> [Task] Select the lines of the records containing the word "Open" and list them.

> [Record excerpts]
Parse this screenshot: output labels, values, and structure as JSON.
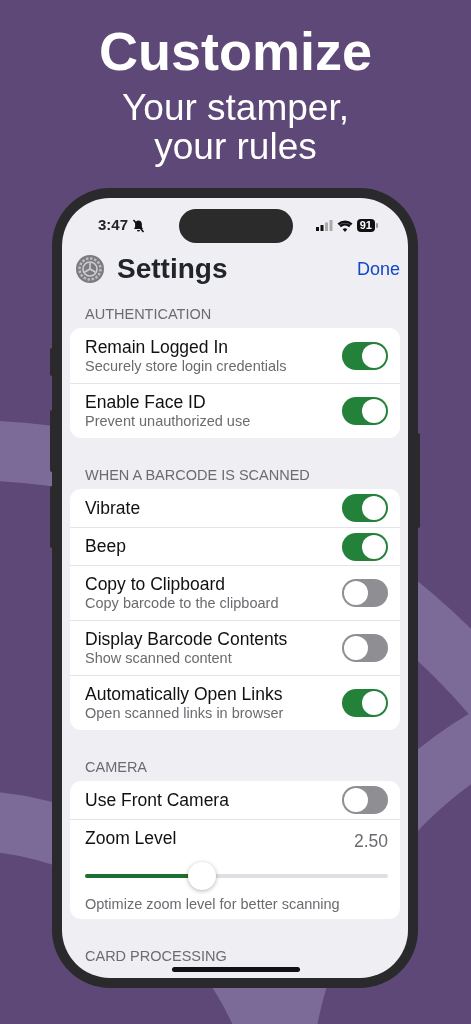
{
  "headline": "Customize",
  "subheadline": [
    "Your stamper,",
    "your rules"
  ],
  "status_bar": {
    "time": "3:47",
    "silenced": true,
    "battery": "91"
  },
  "nav": {
    "title": "Settings",
    "action": "Done"
  },
  "sections": [
    {
      "header": "AUTHENTICATION",
      "rows": [
        {
          "kind": "toggle",
          "label": "Remain Logged In",
          "subtitle": "Securely store login credentials",
          "on": true
        },
        {
          "kind": "toggle",
          "label": "Enable Face ID",
          "subtitle": "Prevent unauthorized use",
          "on": true
        }
      ]
    },
    {
      "header": "WHEN A BARCODE IS SCANNED",
      "rows": [
        {
          "kind": "toggle",
          "label": "Vibrate",
          "on": true
        },
        {
          "kind": "toggle",
          "label": "Beep",
          "on": true
        },
        {
          "kind": "toggle",
          "label": "Copy to Clipboard",
          "subtitle": "Copy barcode to the clipboard",
          "on": false
        },
        {
          "kind": "toggle",
          "label": "Display Barcode Contents",
          "subtitle": "Show scanned content",
          "on": false
        },
        {
          "kind": "toggle",
          "label": "Automatically Open Links",
          "subtitle": "Open scanned links in browser",
          "on": true
        }
      ]
    },
    {
      "header": "CAMERA",
      "rows": [
        {
          "kind": "toggle",
          "label": "Use Front Camera",
          "on": false
        },
        {
          "kind": "slider",
          "label": "Zoom Level",
          "reading": "2.50",
          "level": 0.385,
          "footnote": "Optimize zoom level for better scanning"
        }
      ]
    },
    {
      "header": "CARD PROCESSING"
    }
  ]
}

> [In response]
          "label": "Automatically Open Links",
          "subtitle": "Open scanned links in browser",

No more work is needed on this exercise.